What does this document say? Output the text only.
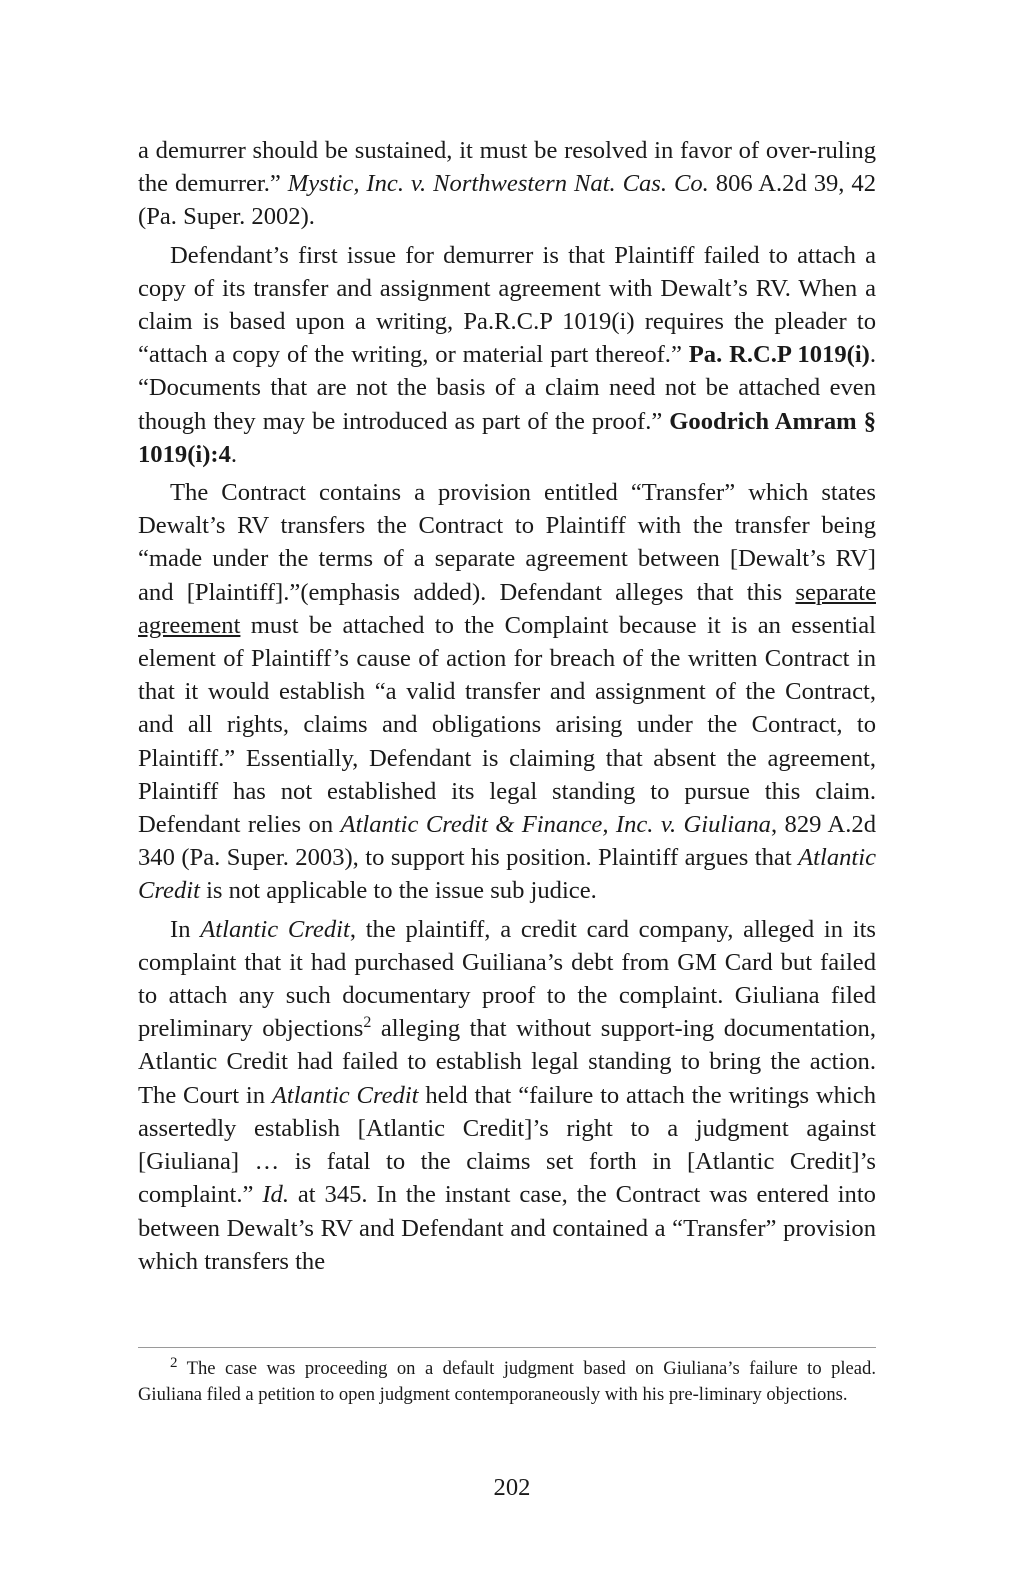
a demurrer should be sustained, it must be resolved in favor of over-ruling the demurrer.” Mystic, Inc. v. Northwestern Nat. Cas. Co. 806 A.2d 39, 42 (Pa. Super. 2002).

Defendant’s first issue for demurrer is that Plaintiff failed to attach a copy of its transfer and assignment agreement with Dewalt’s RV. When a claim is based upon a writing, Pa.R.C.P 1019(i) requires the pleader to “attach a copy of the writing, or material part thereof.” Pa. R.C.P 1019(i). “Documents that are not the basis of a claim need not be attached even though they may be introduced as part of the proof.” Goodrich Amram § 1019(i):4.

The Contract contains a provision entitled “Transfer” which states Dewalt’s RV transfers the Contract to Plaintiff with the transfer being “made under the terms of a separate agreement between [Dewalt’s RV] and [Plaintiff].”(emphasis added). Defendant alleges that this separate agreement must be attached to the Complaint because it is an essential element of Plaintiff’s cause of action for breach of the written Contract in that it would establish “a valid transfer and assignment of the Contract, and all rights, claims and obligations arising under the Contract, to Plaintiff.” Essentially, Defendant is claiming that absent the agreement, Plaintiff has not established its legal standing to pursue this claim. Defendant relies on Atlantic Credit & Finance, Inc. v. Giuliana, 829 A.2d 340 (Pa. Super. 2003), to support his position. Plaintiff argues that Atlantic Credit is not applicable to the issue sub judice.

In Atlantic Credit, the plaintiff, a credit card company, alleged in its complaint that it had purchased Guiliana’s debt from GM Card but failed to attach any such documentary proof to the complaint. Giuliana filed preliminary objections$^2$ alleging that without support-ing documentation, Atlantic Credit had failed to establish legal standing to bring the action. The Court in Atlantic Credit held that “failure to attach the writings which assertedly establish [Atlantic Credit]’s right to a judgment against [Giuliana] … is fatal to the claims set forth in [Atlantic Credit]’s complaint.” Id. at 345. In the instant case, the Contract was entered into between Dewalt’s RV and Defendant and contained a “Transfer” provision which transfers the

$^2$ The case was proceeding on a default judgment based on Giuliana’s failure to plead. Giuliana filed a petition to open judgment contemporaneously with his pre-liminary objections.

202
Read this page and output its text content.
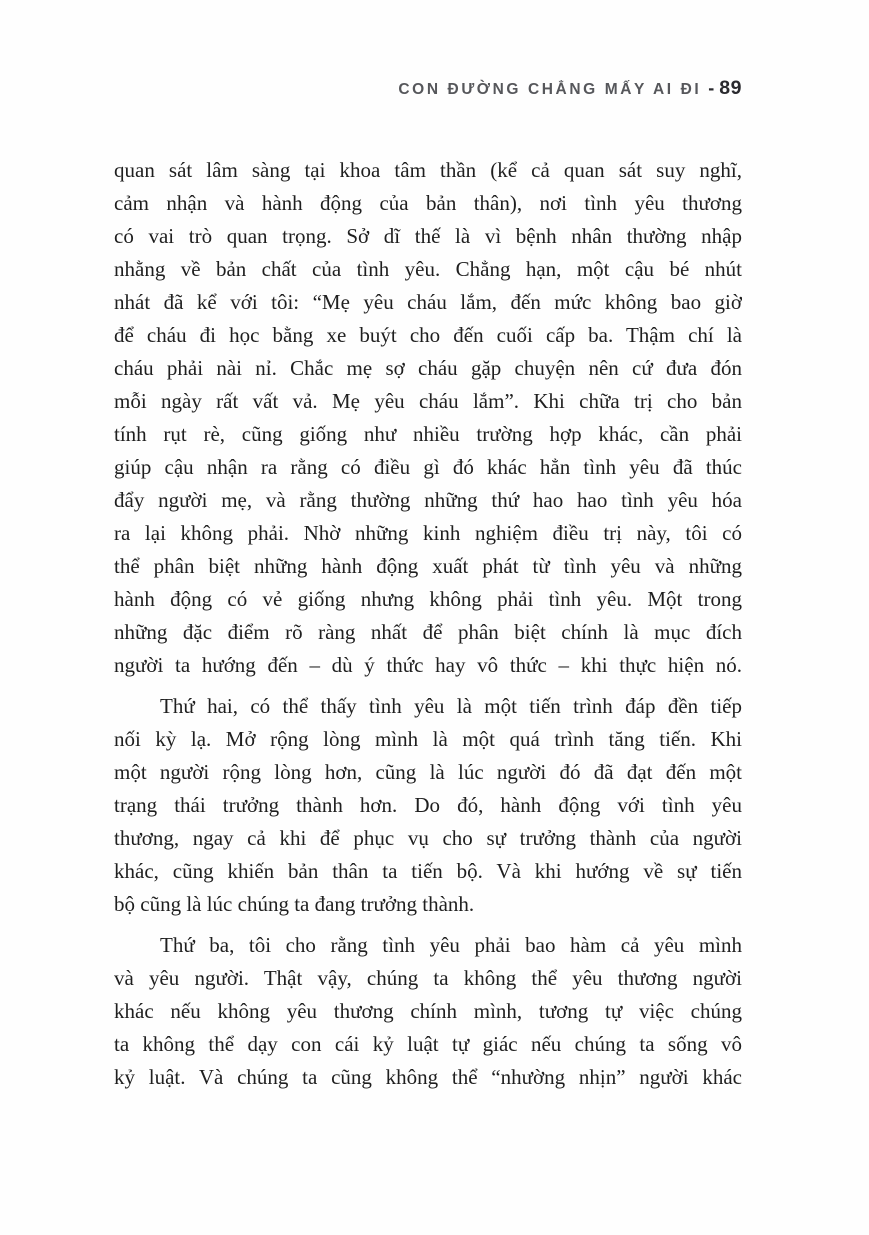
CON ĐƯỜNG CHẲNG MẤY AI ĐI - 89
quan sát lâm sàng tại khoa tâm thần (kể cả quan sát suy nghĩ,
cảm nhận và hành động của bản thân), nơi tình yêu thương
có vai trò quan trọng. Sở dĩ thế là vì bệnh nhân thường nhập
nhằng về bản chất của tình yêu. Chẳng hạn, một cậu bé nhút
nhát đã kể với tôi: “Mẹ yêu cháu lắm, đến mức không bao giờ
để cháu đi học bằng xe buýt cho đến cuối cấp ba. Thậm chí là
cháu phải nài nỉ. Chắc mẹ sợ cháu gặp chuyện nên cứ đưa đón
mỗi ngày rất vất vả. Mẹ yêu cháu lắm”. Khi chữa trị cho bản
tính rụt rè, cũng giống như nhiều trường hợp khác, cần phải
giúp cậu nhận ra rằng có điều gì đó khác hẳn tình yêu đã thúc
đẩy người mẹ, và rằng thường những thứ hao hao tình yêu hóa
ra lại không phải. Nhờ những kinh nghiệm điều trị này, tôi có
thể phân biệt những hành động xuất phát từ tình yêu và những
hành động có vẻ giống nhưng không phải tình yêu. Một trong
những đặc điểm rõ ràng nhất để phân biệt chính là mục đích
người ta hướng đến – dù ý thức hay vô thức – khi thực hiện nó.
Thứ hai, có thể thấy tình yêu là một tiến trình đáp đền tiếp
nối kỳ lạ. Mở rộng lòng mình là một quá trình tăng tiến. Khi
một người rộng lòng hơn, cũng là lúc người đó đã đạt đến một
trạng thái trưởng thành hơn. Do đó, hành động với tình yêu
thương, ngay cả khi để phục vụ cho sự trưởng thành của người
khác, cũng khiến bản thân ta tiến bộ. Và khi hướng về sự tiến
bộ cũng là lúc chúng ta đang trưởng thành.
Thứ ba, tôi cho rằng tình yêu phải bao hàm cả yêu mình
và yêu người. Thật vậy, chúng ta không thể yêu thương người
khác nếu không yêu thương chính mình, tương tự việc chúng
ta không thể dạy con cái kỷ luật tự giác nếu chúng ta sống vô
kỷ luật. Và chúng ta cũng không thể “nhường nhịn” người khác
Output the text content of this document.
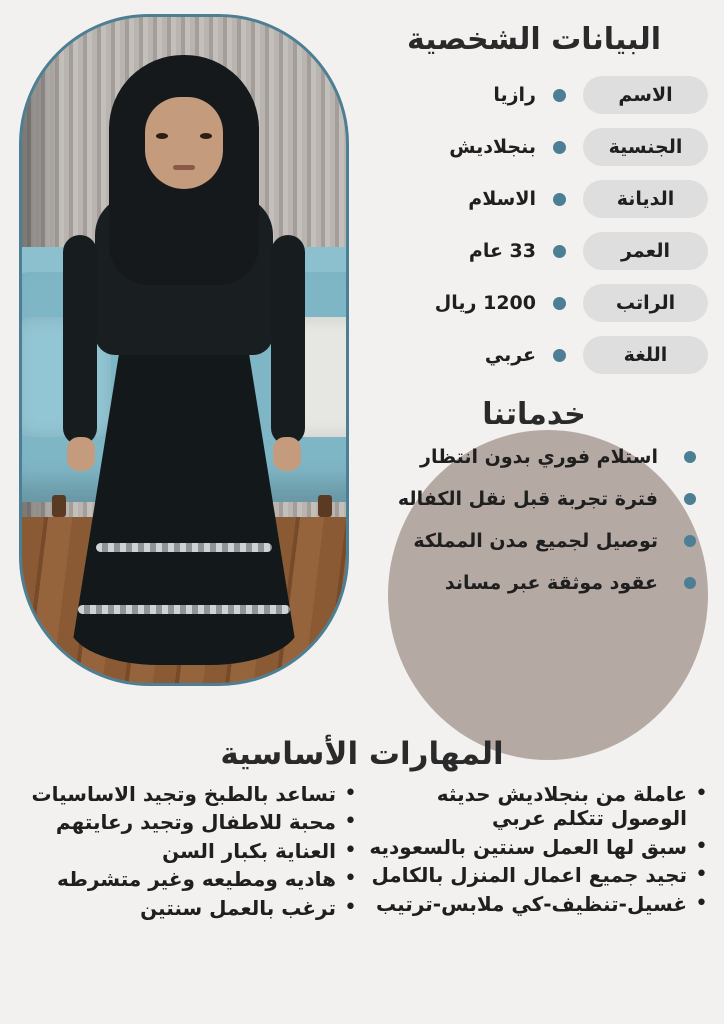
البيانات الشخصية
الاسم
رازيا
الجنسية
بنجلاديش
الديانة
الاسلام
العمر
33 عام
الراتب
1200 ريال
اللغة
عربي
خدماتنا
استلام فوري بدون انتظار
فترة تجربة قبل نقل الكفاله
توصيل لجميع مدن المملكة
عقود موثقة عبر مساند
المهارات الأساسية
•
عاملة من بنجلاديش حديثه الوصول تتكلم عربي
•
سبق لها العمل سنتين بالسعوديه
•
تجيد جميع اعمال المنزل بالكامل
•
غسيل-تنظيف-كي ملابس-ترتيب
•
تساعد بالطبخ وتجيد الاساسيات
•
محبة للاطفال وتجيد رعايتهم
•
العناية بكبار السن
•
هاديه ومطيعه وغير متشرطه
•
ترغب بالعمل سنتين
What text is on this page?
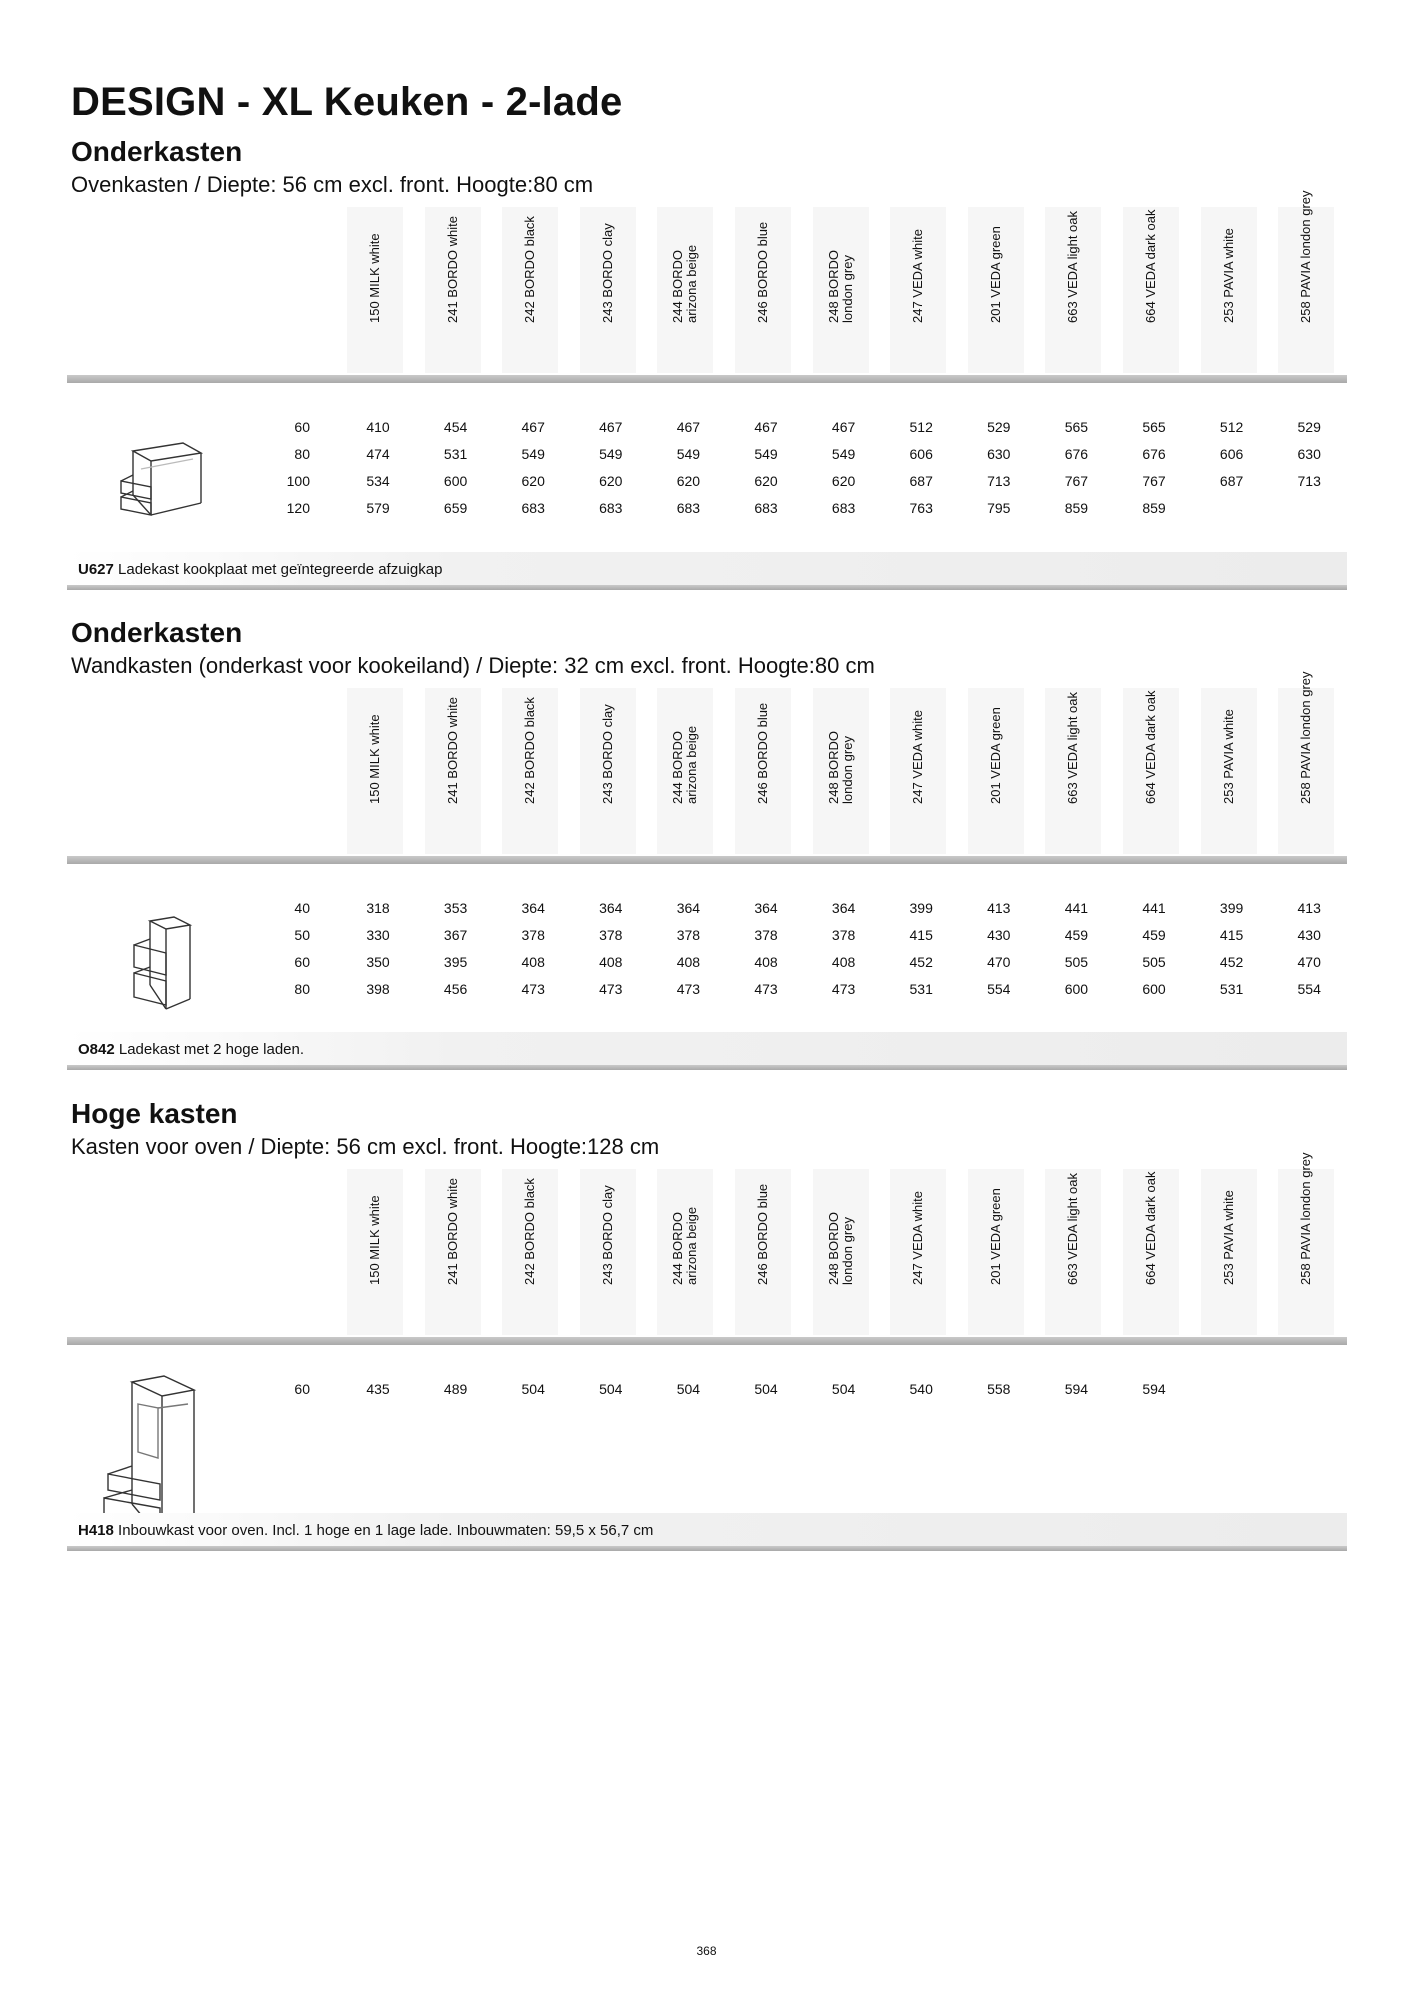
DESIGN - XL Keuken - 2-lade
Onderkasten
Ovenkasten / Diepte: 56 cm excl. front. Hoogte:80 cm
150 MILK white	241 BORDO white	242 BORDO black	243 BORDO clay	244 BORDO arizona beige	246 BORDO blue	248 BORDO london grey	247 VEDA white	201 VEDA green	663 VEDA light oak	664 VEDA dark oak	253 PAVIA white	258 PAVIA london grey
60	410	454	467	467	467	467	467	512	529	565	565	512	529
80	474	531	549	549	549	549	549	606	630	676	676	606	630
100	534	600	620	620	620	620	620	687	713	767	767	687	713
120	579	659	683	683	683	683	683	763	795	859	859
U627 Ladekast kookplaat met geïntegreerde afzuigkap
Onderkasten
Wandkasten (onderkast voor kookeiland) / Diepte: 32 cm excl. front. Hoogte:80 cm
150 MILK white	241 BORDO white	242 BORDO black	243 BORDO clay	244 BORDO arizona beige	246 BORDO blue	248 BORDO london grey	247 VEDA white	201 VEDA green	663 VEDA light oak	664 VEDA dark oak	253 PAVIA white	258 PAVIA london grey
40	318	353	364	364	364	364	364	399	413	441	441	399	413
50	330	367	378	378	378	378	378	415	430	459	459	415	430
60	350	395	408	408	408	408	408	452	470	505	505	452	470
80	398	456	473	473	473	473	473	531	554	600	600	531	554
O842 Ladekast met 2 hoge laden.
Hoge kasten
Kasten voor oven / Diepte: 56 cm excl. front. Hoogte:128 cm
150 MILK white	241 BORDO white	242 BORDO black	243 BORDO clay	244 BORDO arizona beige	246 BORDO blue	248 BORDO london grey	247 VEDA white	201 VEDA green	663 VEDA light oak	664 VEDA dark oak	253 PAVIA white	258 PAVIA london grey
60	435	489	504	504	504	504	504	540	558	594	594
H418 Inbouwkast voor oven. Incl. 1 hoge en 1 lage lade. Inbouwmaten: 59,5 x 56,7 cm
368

■ ■ ■ ■ ■ ■ ■

Gather each line of the listing containing the word "mình" and show it.

**Output for this exercise**
nối kỳ lạ. Mở rộng lòng mình là một quá trình tăng tiến. Khi
Thứ ba, tôi cho rằng tình yêu phải bao hàm cả yêu mình
khác nếu không yêu thương chính mình, tương tự việc chúng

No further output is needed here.